# Task objective:
Do not include the pictures; repeat the rest of the data exactly.

(Part of a data file)
::::::::::
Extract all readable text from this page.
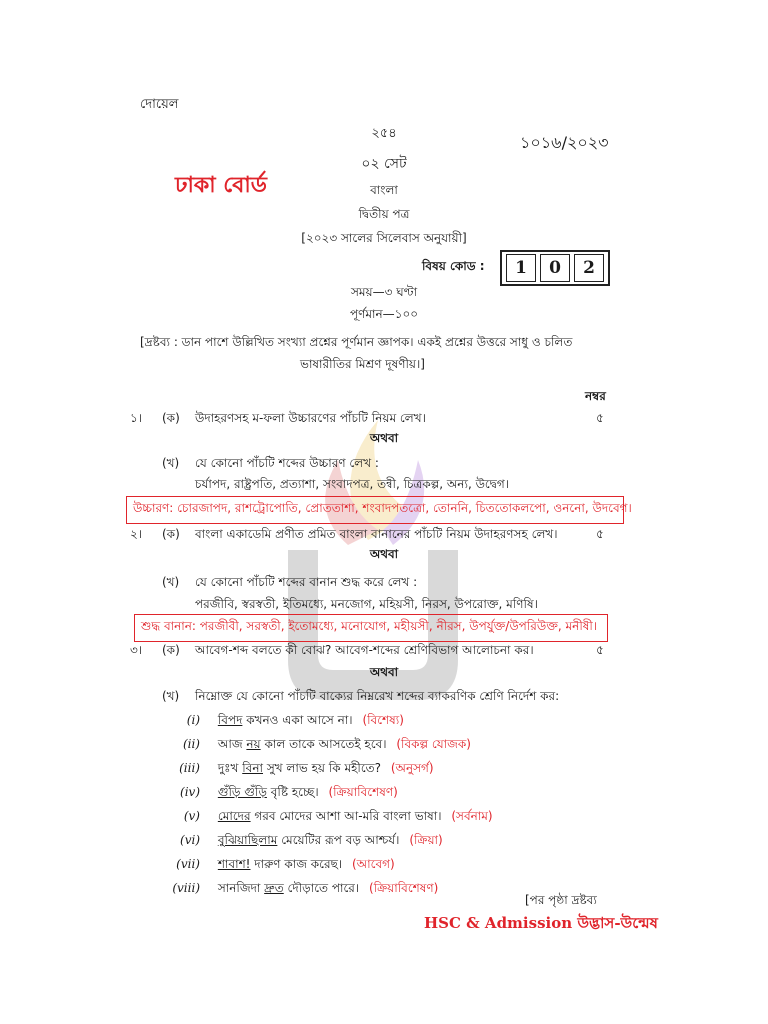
দোয়েল
২৫৪	১০১৬/২০২৩
০২ সেট
ঢাকা বোর্ড	বাংলা
দ্বিতীয় পত্র
[২০২৩ সালের সিলেবাস অনুযায়ী]
বিষয় কোড :	1	0	2
সময়—৩ ঘণ্টা
পূর্ণমান—১০০
[দ্রষ্টব্য : ডান পাশে উল্লিখিত সংখ্যা প্রশ্নের পূর্ণমান জ্ঞাপক। একই প্রশ্নের উত্তরে সাধু ও চলিত
ভাষারীতির মিশ্রণ দূষণীয়।]
নম্বর
১। (ক) উদাহরণসহ ম-ফলা উচ্চারণের পাঁচটি নিয়ম লেখ।	৫
অথবা
(খ) যে কোনো পাঁচটি শব্দের উচ্চারণ লেখ :
চর্যাপদ, রাষ্ট্রপতি, প্রত্যাশা, সংবাদপত্র, তন্বী, চিত্রকল্প, অন্য, উদ্বেগ।
উচ্চারণ: চোরজাপদ, রাশট্রোপোতি, প্রোততাশা, শংবাদপতত্রো, তোননি, চিততোকলপো, ওননো, উদবেগ।
২। (ক) বাংলা একাডেমি প্রণীত প্রমিত বাংলা বানানের পাঁচটি নিয়ম উদাহরণসহ লেখ।	৫
অথবা
(খ) যে কোনো পাঁচটি শব্দের বানান শুদ্ধ করে লেখ :
পরজীবি, স্বরস্বতী, ইতিমধ্যে, মনজোগ, মহিয়সী, নিরস, উপরোক্ত, মণিষি।
শুদ্ধ বানান: পরজীবী, সরস্বতী, ইতোমধ্যে, মনোযোগ, মহীয়সী, নীরস, উপর্যুক্ত/উপরিউক্ত, মনীষী।
৩। (ক) আবেগ-শব্দ বলতে কী বোঝ? আবেগ-শব্দের শ্রেণিবিভাগ আলোচনা কর।	৫
অথবা
(খ) নিম্নোক্ত যে কোনো পাঁচটি বাক্যের নিম্নরেখ শব্দের ব্যাকরণিক শ্রেণি নির্দেশ কর:
(i) বিপদ কখনও একা আসে না। (বিশেষ্য)
(ii) আজ নয় কাল তাকে আসতেই হবে। (বিকল্প যোজক)
(iii) দুঃখ বিনা সুখ লাভ হয় কি মহীতে? (অনুসর্গ)
(iv) গুঁড়ি গুঁড়ি বৃষ্টি হচ্ছে। (ক্রিয়াবিশেষণ)
(v) মোদের গরব মোদের আশা আ-মরি বাংলা ভাষা। (সর্বনাম)
(vi) বুঝিয়াছিলাম মেয়েটির রূপ বড় আশ্চর্য। (ক্রিয়া)
(vii) শাবাশ! দারুণ কাজ করেছ। (আবেগ)
(viii) সানজিদা দ্রুত দৌড়াতে পারে। (ক্রিয়াবিশেষণ)
[পর পৃষ্ঠা দ্রষ্টব্য
HSC & Admission উদ্ভাস-উন্মেষ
::::::::::
# Complete output:
Extract all readable text from this page.
দোয়েল
২৫৪	১০১৬/২০২৩
০২ সেট
ঢাকা বোর্ড	বাংলা
দ্বিতীয় পত্র
[২০২৩ সালের সিলেবাস অনুযায়ী]
বিষয় কোড :	1	0	2
সময়—৩ ঘণ্টা
পূর্ণমান—১০০
[দ্রষ্টব্য : ডান পাশে উল্লিখিত সংখ্যা প্রশ্নের পূর্ণমান জ্ঞাপক। একই প্রশ্নের উত্তরে সাধু ও চলিত
ভাষারীতির মিশ্রণ দূষণীয়।]
নম্বর
১। (ক) উদাহরণসহ ম-ফলা উচ্চারণের পাঁচটি নিয়ম লেখ।	৫
অথবা
(খ) যে কোনো পাঁচটি শব্দের উচ্চারণ লেখ :
চর্যাপদ, রাষ্ট্রপতি, প্রত্যাশা, সংবাদপত্র, তন্বী, চিত্রকল্প, অন্য, উদ্বেগ।
উচ্চারণ: চোরজাপদ, রাশট্রোপোতি, প্রোততাশা, শংবাদপতত্রো, তোননি, চিততোকলপো, ওননো, উদবেগ।
২। (ক) বাংলা একাডেমি প্রণীত প্রমিত বাংলা বানানের পাঁচটি নিয়ম উদাহরণসহ লেখ।	৫
অথবা
(খ) যে কোনো পাঁচটি শব্দের বানান শুদ্ধ করে লেখ :
পরজীবি, স্বরস্বতী, ইতিমধ্যে, মনজোগ, মহিয়সী, নিরস, উপরোক্ত, মণিষি।
শুদ্ধ বানান: পরজীবী, সরস্বতী, ইতোমধ্যে, মনোযোগ, মহীয়সী, নীরস, উপর্যুক্ত/উপরিউক্ত, মনীষী।
৩। (ক) আবেগ-শব্দ বলতে কী বোঝ? আবেগ-শব্দের শ্রেণিবিভাগ আলোচনা কর।	৫
অথবা
(খ) নিম্নোক্ত যে কোনো পাঁচটি বাক্যের নিম্নরেখ শব্দের ব্যাকরণিক শ্রেণি নির্দেশ কর:
(i) বিপদ কখনও একা আসে না। (বিশেষ্য)
(ii) আজ নয় কাল তাকে আসতেই হবে। (বিকল্প যোজক)
(iii) দুঃখ বিনা সুখ লাভ হয় কি মহীতে? (অনুসর্গ)
(iv) গুঁড়ি গুঁড়ি বৃষ্টি হচ্ছে। (ক্রিয়াবিশেষণ)
(v) মোদের গরব মোদের আশা আ-মরি বাংলা ভাষা। (সর্বনাম)
(vi) বুঝিয়াছিলাম মেয়েটির রূপ বড় আশ্চর্য। (ক্রিয়া)
(vii) শাবাশ! দারুণ কাজ করেছ। (আবেগ)
(viii) সানজিদা দ্রুত দৌড়াতে পারে। (ক্রিয়াবিশেষণ)
[পর পৃষ্ঠা দ্রষ্টব্য
HSC & Admission উদ্ভাস-উন্মেষ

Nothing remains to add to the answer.